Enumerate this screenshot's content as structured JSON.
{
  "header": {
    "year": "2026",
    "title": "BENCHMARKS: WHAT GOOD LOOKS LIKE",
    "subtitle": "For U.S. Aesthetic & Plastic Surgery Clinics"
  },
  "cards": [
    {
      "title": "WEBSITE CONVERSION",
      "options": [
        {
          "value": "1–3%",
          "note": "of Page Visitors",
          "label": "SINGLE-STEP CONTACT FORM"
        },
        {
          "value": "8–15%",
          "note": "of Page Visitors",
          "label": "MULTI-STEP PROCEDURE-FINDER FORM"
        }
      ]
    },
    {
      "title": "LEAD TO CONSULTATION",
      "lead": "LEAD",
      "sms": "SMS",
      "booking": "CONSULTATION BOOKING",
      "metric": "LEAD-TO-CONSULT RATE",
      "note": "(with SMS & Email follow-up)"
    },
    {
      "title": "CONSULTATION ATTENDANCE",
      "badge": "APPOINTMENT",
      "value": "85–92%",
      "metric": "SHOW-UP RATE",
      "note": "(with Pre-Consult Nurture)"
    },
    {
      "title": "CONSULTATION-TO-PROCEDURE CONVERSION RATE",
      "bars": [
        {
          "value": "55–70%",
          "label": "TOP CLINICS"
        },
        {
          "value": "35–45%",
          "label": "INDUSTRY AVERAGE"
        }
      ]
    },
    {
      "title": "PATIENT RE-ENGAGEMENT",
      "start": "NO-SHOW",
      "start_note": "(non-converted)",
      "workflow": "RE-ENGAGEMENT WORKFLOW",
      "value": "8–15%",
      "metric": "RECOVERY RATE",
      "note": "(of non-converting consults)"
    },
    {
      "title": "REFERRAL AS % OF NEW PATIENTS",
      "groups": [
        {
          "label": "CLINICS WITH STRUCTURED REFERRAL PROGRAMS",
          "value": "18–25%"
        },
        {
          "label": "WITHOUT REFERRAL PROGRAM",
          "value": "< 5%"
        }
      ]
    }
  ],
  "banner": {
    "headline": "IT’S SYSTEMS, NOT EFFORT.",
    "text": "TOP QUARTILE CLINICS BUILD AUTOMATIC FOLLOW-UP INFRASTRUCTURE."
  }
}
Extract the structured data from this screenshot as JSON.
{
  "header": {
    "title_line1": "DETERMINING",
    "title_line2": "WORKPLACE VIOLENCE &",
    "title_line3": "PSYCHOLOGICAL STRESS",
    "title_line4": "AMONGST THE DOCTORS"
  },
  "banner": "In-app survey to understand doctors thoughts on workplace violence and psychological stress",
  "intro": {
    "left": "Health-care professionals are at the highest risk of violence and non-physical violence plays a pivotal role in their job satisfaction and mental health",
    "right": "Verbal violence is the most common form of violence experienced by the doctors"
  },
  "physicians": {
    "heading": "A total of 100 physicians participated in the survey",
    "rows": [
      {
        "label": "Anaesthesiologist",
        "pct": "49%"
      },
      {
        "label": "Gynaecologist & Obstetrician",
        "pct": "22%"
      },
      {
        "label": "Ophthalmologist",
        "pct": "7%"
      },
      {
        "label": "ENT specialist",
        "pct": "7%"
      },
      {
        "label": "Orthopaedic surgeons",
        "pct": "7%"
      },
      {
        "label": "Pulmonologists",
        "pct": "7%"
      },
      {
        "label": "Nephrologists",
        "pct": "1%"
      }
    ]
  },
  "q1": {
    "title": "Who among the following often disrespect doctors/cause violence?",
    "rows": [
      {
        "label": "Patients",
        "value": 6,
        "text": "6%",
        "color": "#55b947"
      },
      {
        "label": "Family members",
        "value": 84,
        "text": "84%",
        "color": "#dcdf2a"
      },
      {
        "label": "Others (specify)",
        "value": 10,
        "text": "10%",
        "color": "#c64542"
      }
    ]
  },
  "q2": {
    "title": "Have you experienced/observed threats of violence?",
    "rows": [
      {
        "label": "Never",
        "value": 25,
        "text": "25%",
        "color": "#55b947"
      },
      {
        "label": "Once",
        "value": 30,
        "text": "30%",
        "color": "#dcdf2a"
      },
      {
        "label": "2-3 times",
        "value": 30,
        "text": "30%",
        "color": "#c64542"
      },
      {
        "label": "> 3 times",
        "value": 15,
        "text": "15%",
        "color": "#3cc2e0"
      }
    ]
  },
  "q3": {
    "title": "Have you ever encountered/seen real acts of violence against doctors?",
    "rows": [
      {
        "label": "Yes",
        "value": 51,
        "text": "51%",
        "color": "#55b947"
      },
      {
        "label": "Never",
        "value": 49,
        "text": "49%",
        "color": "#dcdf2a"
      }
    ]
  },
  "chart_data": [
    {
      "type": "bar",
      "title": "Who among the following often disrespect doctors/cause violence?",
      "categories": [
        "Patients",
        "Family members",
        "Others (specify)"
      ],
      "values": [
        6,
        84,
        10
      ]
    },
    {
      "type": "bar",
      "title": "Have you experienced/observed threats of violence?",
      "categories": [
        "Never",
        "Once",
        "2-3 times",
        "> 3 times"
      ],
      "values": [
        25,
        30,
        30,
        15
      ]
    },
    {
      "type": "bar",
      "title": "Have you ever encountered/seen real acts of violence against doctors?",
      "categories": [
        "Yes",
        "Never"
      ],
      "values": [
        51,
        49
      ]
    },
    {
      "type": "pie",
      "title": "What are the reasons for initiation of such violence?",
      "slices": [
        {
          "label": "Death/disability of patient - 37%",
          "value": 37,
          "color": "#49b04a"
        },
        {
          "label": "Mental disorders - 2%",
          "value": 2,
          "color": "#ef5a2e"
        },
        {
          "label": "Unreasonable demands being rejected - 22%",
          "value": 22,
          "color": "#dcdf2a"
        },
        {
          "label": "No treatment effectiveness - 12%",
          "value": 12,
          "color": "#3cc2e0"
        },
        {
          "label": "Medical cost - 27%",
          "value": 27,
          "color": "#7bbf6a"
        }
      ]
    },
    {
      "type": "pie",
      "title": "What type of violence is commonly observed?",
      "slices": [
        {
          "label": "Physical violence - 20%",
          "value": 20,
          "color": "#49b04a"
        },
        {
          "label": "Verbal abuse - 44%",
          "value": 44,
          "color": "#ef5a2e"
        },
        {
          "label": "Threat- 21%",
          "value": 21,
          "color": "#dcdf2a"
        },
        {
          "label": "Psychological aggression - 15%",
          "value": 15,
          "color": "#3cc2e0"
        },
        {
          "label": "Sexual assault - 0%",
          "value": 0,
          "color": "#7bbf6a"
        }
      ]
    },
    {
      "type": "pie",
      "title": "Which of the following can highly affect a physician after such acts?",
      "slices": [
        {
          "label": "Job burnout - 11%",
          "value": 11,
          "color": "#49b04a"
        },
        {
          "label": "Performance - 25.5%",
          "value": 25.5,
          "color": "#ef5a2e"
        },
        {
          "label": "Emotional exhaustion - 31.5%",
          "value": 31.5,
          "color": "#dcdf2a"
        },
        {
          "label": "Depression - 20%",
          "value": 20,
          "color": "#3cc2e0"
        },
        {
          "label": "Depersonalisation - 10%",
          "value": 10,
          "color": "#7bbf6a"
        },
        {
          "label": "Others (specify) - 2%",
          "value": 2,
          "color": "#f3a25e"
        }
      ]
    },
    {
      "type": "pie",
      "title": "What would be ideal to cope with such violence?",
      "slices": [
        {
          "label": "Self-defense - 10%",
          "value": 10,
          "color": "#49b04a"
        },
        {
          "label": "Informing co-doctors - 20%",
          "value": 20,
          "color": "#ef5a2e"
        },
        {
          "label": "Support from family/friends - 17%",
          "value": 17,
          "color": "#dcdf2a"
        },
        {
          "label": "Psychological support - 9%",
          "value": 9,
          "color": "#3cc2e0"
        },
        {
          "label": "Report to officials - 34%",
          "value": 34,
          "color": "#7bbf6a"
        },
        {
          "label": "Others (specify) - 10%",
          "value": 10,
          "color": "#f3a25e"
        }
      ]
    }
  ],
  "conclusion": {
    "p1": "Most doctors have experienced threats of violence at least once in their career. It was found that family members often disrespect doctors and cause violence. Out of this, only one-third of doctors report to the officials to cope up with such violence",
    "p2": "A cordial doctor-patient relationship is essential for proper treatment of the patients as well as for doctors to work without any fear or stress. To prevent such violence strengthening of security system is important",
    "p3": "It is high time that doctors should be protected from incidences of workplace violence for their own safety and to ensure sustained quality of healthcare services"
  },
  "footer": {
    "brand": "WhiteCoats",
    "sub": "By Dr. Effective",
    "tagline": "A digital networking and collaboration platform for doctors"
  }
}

▬▬▬▬▬▬

-- AIM OF THE TASK --
Considering only lines that contain the word "CONSULTATION", say how many there are in the data, with no other text.

-- REPLY TO THE TASK --
4